Textauszug ::
Unterm Strich investiere man im nächsten Jahr in demselben Umfang in die Digitalisierung, versichert das BMI. Man würde neben den veranschlagten 3,3 Millionen Euro zusätzlich nicht ausgegebenes Geld aus dem Jahr 2023 nutzen. Näher darauf eingehen, wie viel Geld genau übrig ist und an welcher Stelle, wollte das BMI nicht.

Deutschland hinkt bei der Digitalisierung im internationalen Vergleich hinterher

Die Modernisierung der Verwaltung ist seit Jahren Dauerthema. 2017 hatte die Große Koalition mit dem Onlinezugangsgesetz (OZG) der Großen Koalition Bewegung in die Sache bringen wollen. 575 Leistungen sollten Bürgerinnen und Bürger künftig unkompliziert am Computer in Anspruch nehmen können - bis spätestens 2022. Doch auch ein Jahr nach Fristende ist nicht mal ein Viertel der Leistungen digitalisiert: Im Mai dieses Jahres waren es 126. Wer einen Personalausweis beantragen oder ein Auto zulassen will, muss sich weiter durch komplizierte Anträge quälen. Bei der digitalen Verwaltung hinkt Deutschland international weiter hinterher. Im entsprechenden Ranking der EU-Kommission belegt die Bundesrepublik nur den 18. Platz.

Extrahierte Einträge ::
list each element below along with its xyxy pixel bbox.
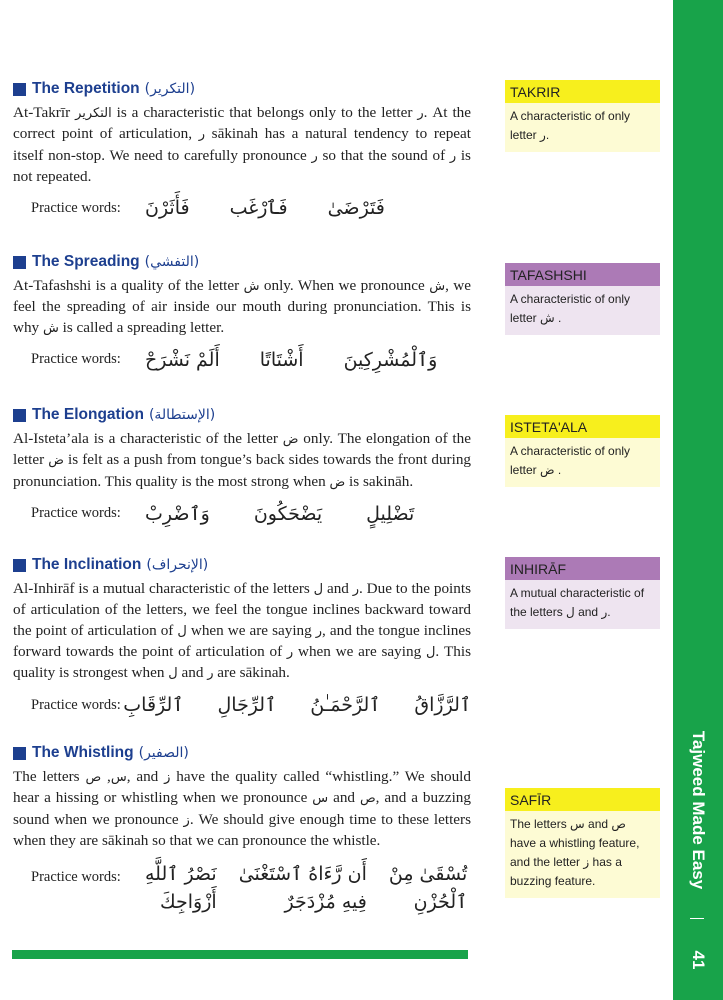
bottom-rule xyxy=(12,950,468,959)
practice-label: Practice words: xyxy=(31,696,121,713)
sidebox-body: A characteristic of only letter ض . xyxy=(505,438,660,487)
heading-title: The Spreading xyxy=(32,253,140,270)
sidebox-title: ISTETA'ALA xyxy=(505,415,660,438)
practice-word: فِيهِ مُزْدَجَرٌ xyxy=(284,891,367,914)
section-heading xyxy=(13,404,471,426)
practice-row xyxy=(13,349,471,371)
square-bullet-icon xyxy=(13,747,26,760)
section-spreading xyxy=(13,251,471,404)
practice-word: نَصْرُ ٱللَّهِ xyxy=(145,863,217,886)
section-repetition xyxy=(13,78,471,251)
practice-words xyxy=(145,863,467,913)
practice-word: أَن رَّءَاهُ ٱسْتَغْنَىٰ xyxy=(238,863,367,886)
main-content xyxy=(13,78,471,913)
heading-title: The Whistling xyxy=(32,744,134,761)
section-body: The letters س, ص , and ز have the quality called “whistling.” We should hear a hissing or whistling when we pronounce س and ص, and a buzzing sound when we pronounce ز. We should give enough time to these letters when they are sākinah so that we can pronounce the whistle. xyxy=(13,768,472,849)
heading-arabic: (الإنحراف) xyxy=(146,557,209,573)
practice-word: تَضْلِيلٍ xyxy=(366,502,415,525)
practice-word: يَضْحَكُونَ xyxy=(253,502,323,525)
practice-row xyxy=(13,863,471,913)
section-inclination xyxy=(13,554,471,742)
heading-title: The Inclination xyxy=(32,556,142,573)
practice-word: أَلَمْ نَشْرَحْ xyxy=(145,348,220,371)
practice-word: ٱلْحُزْنِ xyxy=(413,891,468,914)
sidebox-body: A characteristic of only letter ش . xyxy=(505,286,660,335)
strip-divider xyxy=(690,918,704,919)
heading-arabic: (التفشي) xyxy=(144,254,200,270)
practice-label: Practice words: xyxy=(31,199,121,216)
practice-word: وَٱضْرِبْ xyxy=(145,502,210,525)
book-title: Tajweed Made Easy xyxy=(689,730,708,890)
practice-word: تُسْقَىٰ مِنْ xyxy=(388,863,468,886)
practice-words xyxy=(145,503,414,525)
sidebox-tafashshi xyxy=(505,263,660,335)
section-heading xyxy=(13,742,471,764)
section-body: At-Tafashshi is a quality of the letter ش only. When we pronounce ش, we feel the spreading of air inside our mouth during pronunciation. This is why ش is called a spreading letter. xyxy=(13,277,471,336)
section-heading xyxy=(13,78,471,100)
practice-words xyxy=(145,349,437,371)
practice-word: أَشْتَاتًا xyxy=(259,348,304,371)
practice-word: فَتَرْضَىٰ xyxy=(327,197,385,220)
square-bullet-icon xyxy=(13,559,26,572)
practice-word: وَٱلْمُشْرِكِينَ xyxy=(343,348,438,371)
practice-label: Practice words: xyxy=(31,505,121,522)
practice-word: فَٱرْغَب xyxy=(229,197,288,220)
practice-word: ٱلرِّقَابِ xyxy=(123,694,184,717)
practice-word: فَأَثَرْنَ xyxy=(145,197,190,220)
practice-row xyxy=(13,694,471,716)
sidebox-takrir xyxy=(505,80,660,152)
sidebox-title: INHIRĀF xyxy=(505,557,660,580)
section-heading xyxy=(13,554,471,576)
sidebox-title: TAKRIR xyxy=(505,80,660,103)
sidebox-safir xyxy=(505,788,660,898)
practice-label: Practice words: xyxy=(31,869,121,886)
sidebox-title: SAFĪR xyxy=(505,788,660,811)
heading-title: The Repetition xyxy=(32,80,140,97)
sidebox-body: The letters س and ص have a whistling feature, and the letter ز has a buzzing feature. xyxy=(505,811,660,898)
practice-row xyxy=(13,197,471,219)
square-bullet-icon xyxy=(13,83,26,96)
practice-label: Practice words: xyxy=(31,351,121,368)
square-bullet-icon xyxy=(13,409,26,422)
practice-word: ٱلرِّجَالِ xyxy=(217,694,277,717)
section-elongation xyxy=(13,404,471,554)
sidebox-inhiraf xyxy=(505,557,660,629)
practice-words xyxy=(145,197,385,219)
sidebox-title: TAFASHSHI xyxy=(505,263,660,286)
sidebox-body: A characteristic of only letter ر. xyxy=(505,103,660,152)
section-body: At-Takrīr التكرير is a characteristic that belongs only to the letter ر. At the correct point of articulation, ر sākinah has a natural tendency to repeat itself non-stop. We need to carefully pronounce ر so that the sound of ر is not repeated. xyxy=(13,104,471,185)
heading-title: The Elongation xyxy=(32,406,144,423)
section-whistling xyxy=(13,742,471,913)
heading-arabic: (الإستطالة) xyxy=(148,407,216,423)
practice-words xyxy=(123,694,471,716)
section-heading xyxy=(13,251,471,273)
sidebox-body: A mutual characteristic of the letters ل and ر. xyxy=(505,580,660,629)
practice-word: أَزْوَاجِكَ xyxy=(160,891,217,914)
heading-arabic: (الصفير) xyxy=(138,745,189,761)
practice-word: ٱلرَّزَّاقُ xyxy=(414,694,471,717)
practice-row xyxy=(13,503,471,525)
section-body: Al-Inhirāf is a mutual characteristic of the letters ل and ر. Due to the points of articulation of the letters, we feel the tongue inclines backward toward the point of articulation of ل when we are saying ر, and the tongue inclines forward towards the point of articulation of ر when we are saying ل. This quality is strongest when ل and ر are sākinah. xyxy=(13,580,472,682)
square-bullet-icon xyxy=(13,256,26,269)
practice-word: ٱلرَّحْمَـٰنُ xyxy=(310,694,381,717)
heading-arabic: (التكرير) xyxy=(144,81,196,97)
page-number: 41 xyxy=(689,950,708,970)
sidebox-istetaala xyxy=(505,415,660,487)
section-body: Al-Isteta’ala is a characteristic of the letter ض only. The elongation of the letter ض is felt as a push from tongue’s back sides towards the front during pronunciation. This quality is the most strong when ض is sakināh. xyxy=(13,430,472,490)
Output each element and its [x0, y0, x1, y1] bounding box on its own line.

Deine Aufgabe :: Setze den Text über die Digitalisierung der deutschen Verwaltung im Anschluss an seinen letzten Satz fort.

Ergebnis der Übung ::
Und eine zeitgemäße Antragsstellung ist längst nicht die einzige digitale Baustelle hierzulande, für die im kommenden Jahr weniger Geld zur Verfügung steht. Das Projekt "Digitale Identitäten" beispielsweise zielt auf einen Ausweis im Smartphone ab. 2023 sah der Bund dafür 60 Millionen Euro vor, 2024 sollen es nur noch 40 Millionen sein. Im Rahmen der "Registermodernisierung" sollen Datenbanken aus Bund, Ländern und Kommunen zusammengeführt werden. So können Behörden sich vernetzen und gegebenenfalls selbst Daten anfragen, statt Bürger von einem Amt zum nächsten zu schicken. Hierfür sind im neuen Haushaltsplan nur noch 73 statt 80 Millionen Euro vorgesehen.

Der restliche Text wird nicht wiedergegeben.